[WORK TO BE COMPLETED]: Pick out all lines of the entries that include the word "сооружениями" and copy them.

***** RECORD SET

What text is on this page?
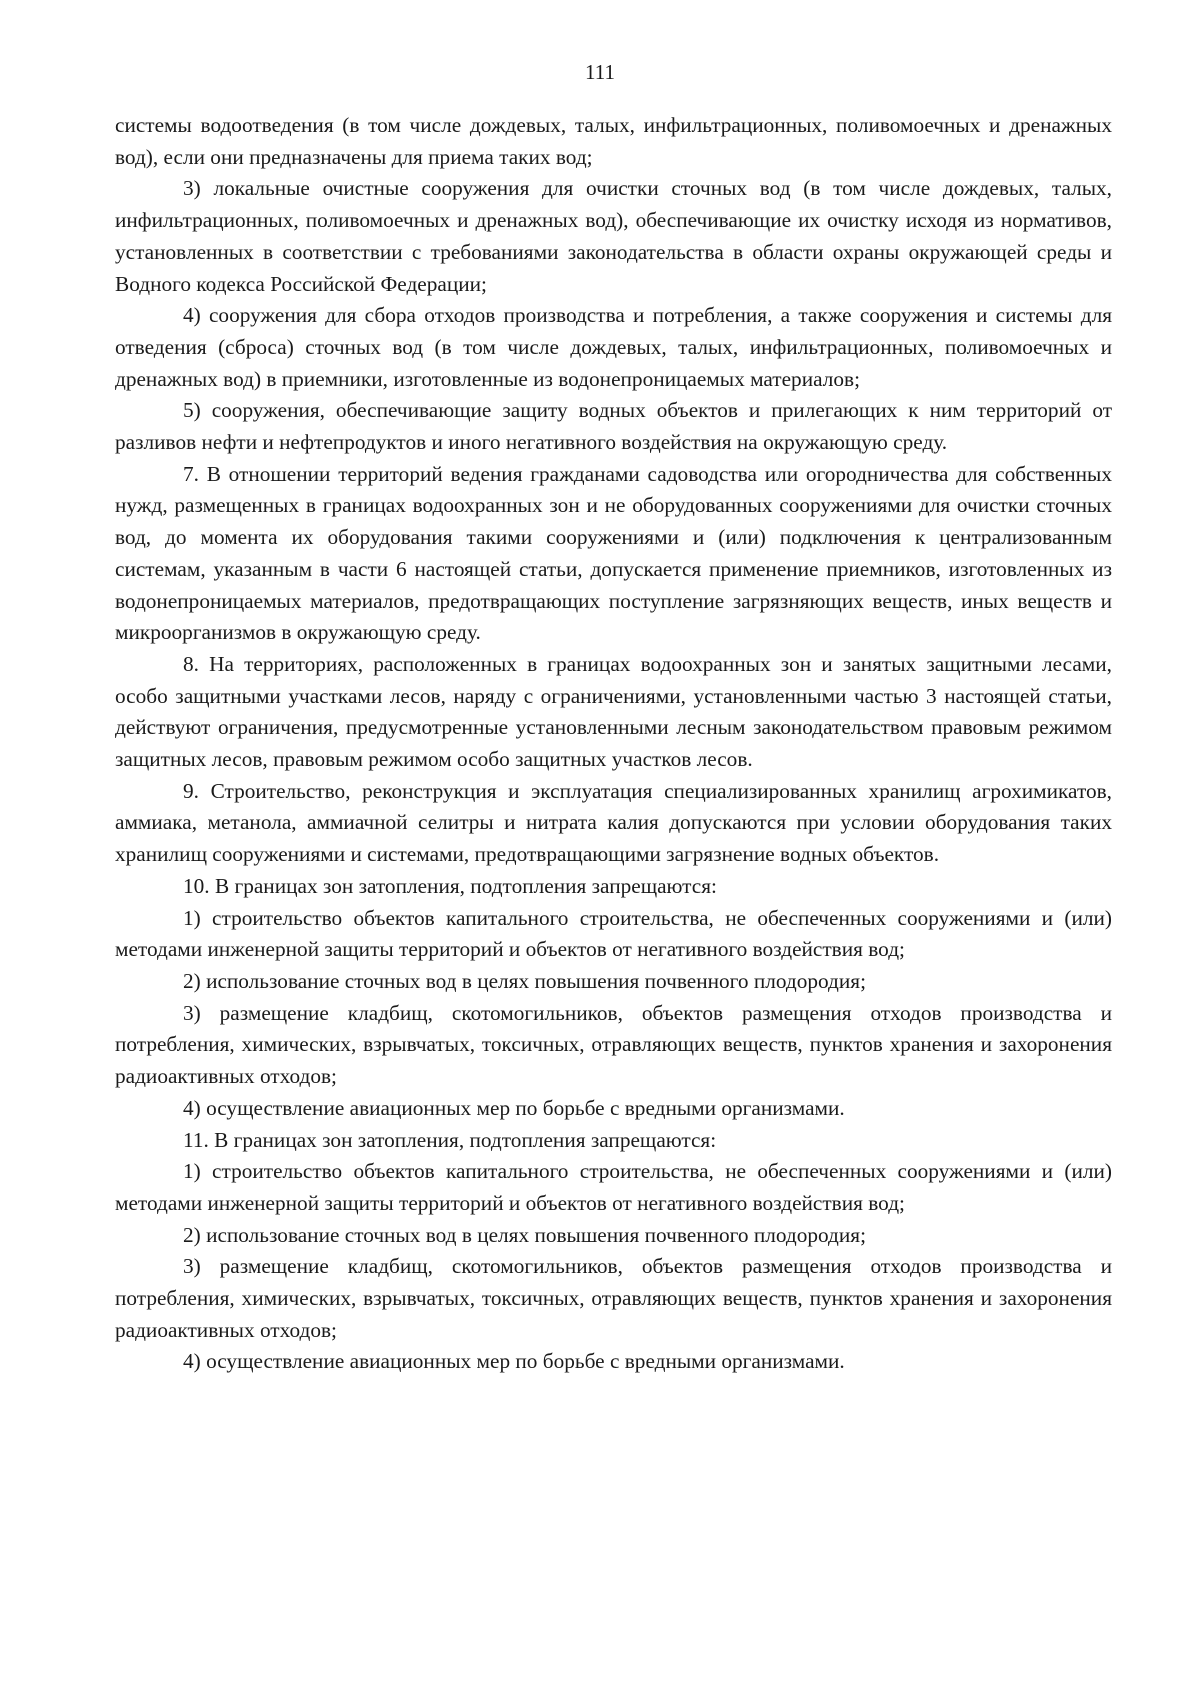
111

системы водоотведения (в том числе дождевых, талых, инфильтрационных, поливомоечных и дренажных вод), если они предназначены для приема таких вод;

3) локальные очистные сооружения для очистки сточных вод (в том числе дождевых, талых, инфильтрационных, поливомоечных и дренажных вод), обеспечивающие их очистку исходя из нормативов, установленных в соответствии с требованиями законодательства в области охраны окружающей среды и Водного кодекса Российской Федерации;

4) сооружения для сбора отходов производства и потребления, а также сооружения и системы для отведения (сброса) сточных вод (в том числе дождевых, талых, инфильтрационных, поливомоечных и дренажных вод) в приемники, изготовленные из водонепроницаемых материалов;

5) сооружения, обеспечивающие защиту водных объектов и прилегающих к ним территорий от разливов нефти и нефтепродуктов и иного негативного воздействия на окружающую среду.

7. В отношении территорий ведения гражданами садоводства или огородничества для собственных нужд, размещенных в границах водоохранных зон и не оборудованных сооружениями для очистки сточных вод, до момента их оборудования такими сооружениями и (или) подключения к централизованным системам, указанным в части 6 настоящей статьи, допускается применение приемников, изготовленных из водонепроницаемых материалов, предотвращающих поступление загрязняющих веществ, иных веществ и микроорганизмов в окружающую среду.

8. На территориях, расположенных в границах водоохранных зон и занятых защитными лесами, особо защитными участками лесов, наряду с ограничениями, установленными частью 3 настоящей статьи, действуют ограничения, предусмотренные установленными лесным законодательством правовым режимом защитных лесов, правовым режимом особо защитных участков лесов.

9. Строительство, реконструкция и эксплуатация специализированных хранилищ агрохимикатов, аммиака, метанола, аммиачной селитры и нитрата калия допускаются при условии оборудования таких хранилищ сооружениями и системами, предотвращающими загрязнение водных объектов.

10. В границах зон затопления, подтопления запрещаются:

1) строительство объектов капитального строительства, не обеспеченных сооружениями и (или) методами инженерной защиты территорий и объектов от негативного воздействия вод;

2) использование сточных вод в целях повышения почвенного плодородия;

3) размещение кладбищ, скотомогильников, объектов размещения отходов производства и потребления, химических, взрывчатых, токсичных, отравляющих веществ, пунктов хранения и захоронения радиоактивных отходов;

4) осуществление авиационных мер по борьбе с вредными организмами.

11. В границах зон затопления, подтопления запрещаются:

1) строительство объектов капитального строительства, не обеспеченных сооружениями и (или) методами инженерной защиты территорий и объектов от негативного воздействия вод;

2) использование сточных вод в целях повышения почвенного плодородия;

3) размещение кладбищ, скотомогильников, объектов размещения отходов производства и потребления, химических, взрывчатых, токсичных, отравляющих веществ, пунктов хранения и захоронения радиоактивных отходов;

4) осуществление авиационных мер по борьбе с вредными организмами.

**********

[TASK ANSWER]:
7. В отношении территорий ведения гражданами садоводства или огородничества для собственных нужд, размещенных в границах водоохранных зон и не оборудованных сооружениями для очистки сточных вод, до момента их оборудования такими сооружениями и (или) подключения к централизованным системам, указанным в части 6 настоящей статьи, допускается применение приемников, изготовленных из водонепроницаемых материалов, предотвращающих поступление загрязняющих веществ, иных веществ и микроорганизмов в окружающую среду.
9. Строительство, реконструкция и эксплуатация специализированных хранилищ агрохимикатов, аммиака, метанола, аммиачной селитры и нитрата калия допускаются при условии оборудования таких хранилищ сооружениями и системами, предотвращающими загрязнение водных объектов.
1) строительство объектов капитального строительства, не обеспеченных сооружениями и (или) методами инженерной защиты территорий и объектов от негативного воздействия вод;
1) строительство объектов капитального строительства, не обеспеченных сооружениями и (или) методами инженерной защиты территорий и объектов от негативного воздействия вод;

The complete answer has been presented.